INPUT:
------------------------------------

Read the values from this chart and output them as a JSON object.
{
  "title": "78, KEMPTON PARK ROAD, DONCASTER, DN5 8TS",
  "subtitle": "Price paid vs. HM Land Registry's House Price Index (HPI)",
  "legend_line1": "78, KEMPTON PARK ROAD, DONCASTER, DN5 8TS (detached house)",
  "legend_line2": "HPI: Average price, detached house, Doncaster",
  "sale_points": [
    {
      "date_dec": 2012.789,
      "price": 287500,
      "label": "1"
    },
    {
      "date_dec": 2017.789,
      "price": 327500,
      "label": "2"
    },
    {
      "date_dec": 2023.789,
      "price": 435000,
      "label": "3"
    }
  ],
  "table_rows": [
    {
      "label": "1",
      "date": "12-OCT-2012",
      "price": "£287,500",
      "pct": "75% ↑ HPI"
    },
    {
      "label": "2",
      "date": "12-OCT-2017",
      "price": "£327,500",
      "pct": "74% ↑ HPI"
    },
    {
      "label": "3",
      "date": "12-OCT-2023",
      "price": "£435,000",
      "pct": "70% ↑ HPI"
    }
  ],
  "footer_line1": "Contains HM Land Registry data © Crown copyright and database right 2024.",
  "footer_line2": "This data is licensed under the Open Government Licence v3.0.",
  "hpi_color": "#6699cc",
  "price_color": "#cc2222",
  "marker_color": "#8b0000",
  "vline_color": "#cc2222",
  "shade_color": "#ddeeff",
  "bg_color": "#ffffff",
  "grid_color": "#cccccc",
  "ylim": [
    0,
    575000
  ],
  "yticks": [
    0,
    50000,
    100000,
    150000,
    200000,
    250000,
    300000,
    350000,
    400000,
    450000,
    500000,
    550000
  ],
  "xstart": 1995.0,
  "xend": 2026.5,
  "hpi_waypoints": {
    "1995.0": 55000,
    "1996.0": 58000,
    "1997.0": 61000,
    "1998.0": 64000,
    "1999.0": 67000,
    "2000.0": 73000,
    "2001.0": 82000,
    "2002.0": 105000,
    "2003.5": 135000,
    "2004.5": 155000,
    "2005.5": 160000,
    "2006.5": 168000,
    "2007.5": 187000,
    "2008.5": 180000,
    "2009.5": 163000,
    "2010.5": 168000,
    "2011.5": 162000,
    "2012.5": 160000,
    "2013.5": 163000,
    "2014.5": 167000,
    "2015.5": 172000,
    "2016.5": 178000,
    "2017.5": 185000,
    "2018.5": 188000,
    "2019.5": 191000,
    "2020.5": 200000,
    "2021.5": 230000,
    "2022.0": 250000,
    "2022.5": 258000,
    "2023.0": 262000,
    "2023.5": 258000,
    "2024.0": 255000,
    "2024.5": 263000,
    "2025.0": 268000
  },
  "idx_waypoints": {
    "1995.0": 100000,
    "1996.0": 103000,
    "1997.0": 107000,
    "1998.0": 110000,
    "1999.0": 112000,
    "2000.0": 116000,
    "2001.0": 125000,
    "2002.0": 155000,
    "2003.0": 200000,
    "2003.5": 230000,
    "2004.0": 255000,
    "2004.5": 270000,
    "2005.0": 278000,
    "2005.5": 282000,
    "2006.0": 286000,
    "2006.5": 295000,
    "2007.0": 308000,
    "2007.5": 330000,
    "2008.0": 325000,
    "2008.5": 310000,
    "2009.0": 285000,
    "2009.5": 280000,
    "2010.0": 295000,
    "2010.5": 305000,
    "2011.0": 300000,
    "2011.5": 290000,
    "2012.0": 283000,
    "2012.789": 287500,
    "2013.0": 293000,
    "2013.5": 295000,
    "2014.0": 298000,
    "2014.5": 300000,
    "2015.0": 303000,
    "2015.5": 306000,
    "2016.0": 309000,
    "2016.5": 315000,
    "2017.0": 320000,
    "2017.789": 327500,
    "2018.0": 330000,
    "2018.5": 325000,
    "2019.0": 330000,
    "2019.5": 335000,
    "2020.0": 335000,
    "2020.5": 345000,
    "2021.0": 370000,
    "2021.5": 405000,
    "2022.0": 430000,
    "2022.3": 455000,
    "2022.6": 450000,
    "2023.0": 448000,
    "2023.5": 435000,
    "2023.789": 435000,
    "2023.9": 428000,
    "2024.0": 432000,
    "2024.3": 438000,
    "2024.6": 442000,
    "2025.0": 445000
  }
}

------------------------------------

EXERCISE:
Go through the records above and set each one down exactly, please.

THE ANSWER:
Read the values from this chart and output them as a JSON object.
{
  "title": "78, KEMPTON PARK ROAD, DONCASTER, DN5 8TS",
  "subtitle": "Price paid vs. HM Land Registry's House Price Index (HPI)",
  "legend_line1": "78, KEMPTON PARK ROAD, DONCASTER, DN5 8TS (detached house)",
  "legend_line2": "HPI: Average price, detached house, Doncaster",
  "sale_points": [
    {
      "date_dec": 2012.789,
      "price": 287500,
      "label": "1"
    },
    {
      "date_dec": 2017.789,
      "price": 327500,
      "label": "2"
    },
    {
      "date_dec": 2023.789,
      "price": 435000,
      "label": "3"
    }
  ],
  "table_rows": [
    {
      "label": "1",
      "date": "12-OCT-2012",
      "price": "£287,500",
      "pct": "75% ↑ HPI"
    },
    {
      "label": "2",
      "date": "12-OCT-2017",
      "price": "£327,500",
      "pct": "74% ↑ HPI"
    },
    {
      "label": "3",
      "date": "12-OCT-2023",
      "price": "£435,000",
      "pct": "70% ↑ HPI"
    }
  ],
  "footer_line1": "Contains HM Land Registry data © Crown copyright and database right 2024.",
  "footer_line2": "This data is licensed under the Open Government Licence v3.0.",
  "hpi_color": "#6699cc",
  "price_color": "#cc2222",
  "marker_color": "#8b0000",
  "vline_color": "#cc2222",
  "shade_color": "#ddeeff",
  "bg_color": "#ffffff",
  "grid_color": "#cccccc",
  "ylim": [
    0,
    575000
  ],
  "yticks": [
    0,
    50000,
    100000,
    150000,
    200000,
    250000,
    300000,
    350000,
    400000,
    450000,
    500000,
    550000
  ],
  "xstart": 1995.0,
  "xend": 2026.5,
  "hpi_waypoints": {
    "1995.0": 55000,
    "1996.0": 58000,
    "1997.0": 61000,
    "1998.0": 64000,
    "1999.0": 67000,
    "2000.0": 73000,
    "2001.0": 82000,
    "2002.0": 105000,
    "2003.5": 135000,
    "2004.5": 155000,
    "2005.5": 160000,
    "2006.5": 168000,
    "2007.5": 187000,
    "2008.5": 180000,
    "2009.5": 163000,
    "2010.5": 168000,
    "2011.5": 162000,
    "2012.5": 160000,
    "2013.5": 163000,
    "2014.5": 167000,
    "2015.5": 172000,
    "2016.5": 178000,
    "2017.5": 185000,
    "2018.5": 188000,
    "2019.5": 191000,
    "2020.5": 200000,
    "2021.5": 230000,
    "2022.0": 250000,
    "2022.5": 258000,
    "2023.0": 262000,
    "2023.5": 258000,
    "2024.0": 255000,
    "2024.5": 263000,
    "2025.0": 268000
  },
  "idx_waypoints": {
    "1995.0": 100000,
    "1996.0": 103000,
    "1997.0": 107000,
    "1998.0": 110000,
    "1999.0": 112000,
    "2000.0": 116000,
    "2001.0": 125000,
    "2002.0": 155000,
    "2003.0": 200000,
    "2003.5": 230000,
    "2004.0": 255000,
    "2004.5": 270000,
    "2005.0": 278000,
    "2005.5": 282000,
    "2006.0": 286000,
    "2006.5": 295000,
    "2007.0": 308000,
    "2007.5": 330000,
    "2008.0": 325000,
    "2008.5": 310000,
    "2009.0": 285000,
    "2009.5": 280000,
    "2010.0": 295000,
    "2010.5": 305000,
    "2011.0": 300000,
    "2011.5": 290000,
    "2012.0": 283000,
    "2012.789": 287500,
    "2013.0": 293000,
    "2013.5": 295000,
    "2014.0": 298000,
    "2014.5": 300000,
    "2015.0": 303000,
    "2015.5": 306000,
    "2016.0": 309000,
    "2016.5": 315000,
    "2017.0": 320000,
    "2017.789": 327500,
    "2018.0": 330000,
    "2018.5": 325000,
    "2019.0": 330000,
    "2019.5": 335000,
    "2020.0": 335000,
    "2020.5": 345000,
    "2021.0": 370000,
    "2021.5": 405000,
    "2022.0": 430000,
    "2022.3": 455000,
    "2022.6": 450000,
    "2023.0": 448000,
    "2023.5": 435000,
    "2023.789": 435000,
    "2023.9": 428000,
    "2024.0": 432000,
    "2024.3": 438000,
    "2024.6": 442000,
    "2025.0": 445000
  }
}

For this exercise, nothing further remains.